**TEXTO DE LEITURA:**
Há algo de curioso — quase poético — na política regional. Um ciclo tragicômico que se repete como um filme ruim reprisado na sessão da tarde: chove, alaga, o povo reclama, alguém joga pedra (metaforicamente... ou não), e depois, passado o caos, aparece o salvador da pátria com botas de borracha e promessas de redenção.

Foi assim em abril de 2023, em uma dessas cidades do sul da Bahia. As chuvas castigaram a população e, com elas, vieram as cenas de sempre: ruas transformadas em rios, casas invadidas pela água, pista rasgada, ponte arrastada e muita indignação popular. A gestão da época foi alvo de apedrejamento — literal e simbólico. Um espetáculo digno de novela mexicana, com direito a vereador indignado surfando na onda da revolta popular. Subiu no palanque da lama e, um ano depois, conquistou a cadeira que tanto cobiçava.

Mas a ironia da vida (e da política) não para por aí. Avançamos no calendário. A chuva voltou — mais tímida, é verdade —, mas as cenas são as mesmas: alagamentos, transtornos, ruas históricas novamente submersas. E, dessa vez, quem segura o guarda-chuva da responsabilidade? Pois é... o ex-apedrejador agora se vê na posição de apedrejado.

**QUESTÕES SOBRE O MATERIAL:**
1) Em que mês e ano ocorreram as chuvas que castigaram a cidade do sul da Bahia mencionada no texto de leitura?
2) Enumere todas as cenas que, conforme o texto de leitura, vieram com as chuvas de abril de 2023.
3) Reproduza fielmente o trecho do texto de leitura que começa nas palavras "Foi assim em" e termina após as palavras "que tanto cobiçava.".

**ITENS APRESENTADOS:**
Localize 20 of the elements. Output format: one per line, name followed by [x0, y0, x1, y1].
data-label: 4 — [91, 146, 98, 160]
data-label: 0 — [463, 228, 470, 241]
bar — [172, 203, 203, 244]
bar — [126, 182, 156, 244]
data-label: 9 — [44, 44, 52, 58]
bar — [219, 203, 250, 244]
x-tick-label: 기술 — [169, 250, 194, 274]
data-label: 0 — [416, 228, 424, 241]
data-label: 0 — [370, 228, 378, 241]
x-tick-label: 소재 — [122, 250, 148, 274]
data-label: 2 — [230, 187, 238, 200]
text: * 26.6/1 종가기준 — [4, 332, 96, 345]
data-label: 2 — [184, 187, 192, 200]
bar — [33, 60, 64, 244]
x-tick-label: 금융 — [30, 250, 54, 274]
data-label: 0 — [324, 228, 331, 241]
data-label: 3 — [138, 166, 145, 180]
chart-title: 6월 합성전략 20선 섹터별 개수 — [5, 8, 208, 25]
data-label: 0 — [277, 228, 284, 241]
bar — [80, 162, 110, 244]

**RESPOSTAS POR ITEM:**
1) Em abril de 2023.

2)
- Ruas transformadas em rios
- Casas invadidas pela água
- Pista rasgada
- Ponte arrastada
- Muita indignação popular

3)
Foi assim em abril de 2023, em uma dessas cidades do sul da Bahia. As chuvas castigaram a população e, com elas, vieram as cenas de sempre: ruas transformadas em rios, casas invadidas pela água, pista rasgada, ponte arrastada e muita indignação popular. A gestão da época foi alvo de apedrejamento — literal e simbólico. Um espetáculo digno de novela mexicana, com direito a vereador indignado surfando na onda da revolta popular. Subiu no palanque da lama e, um ano depois, conquistou a cadeira que tanto cobiçava.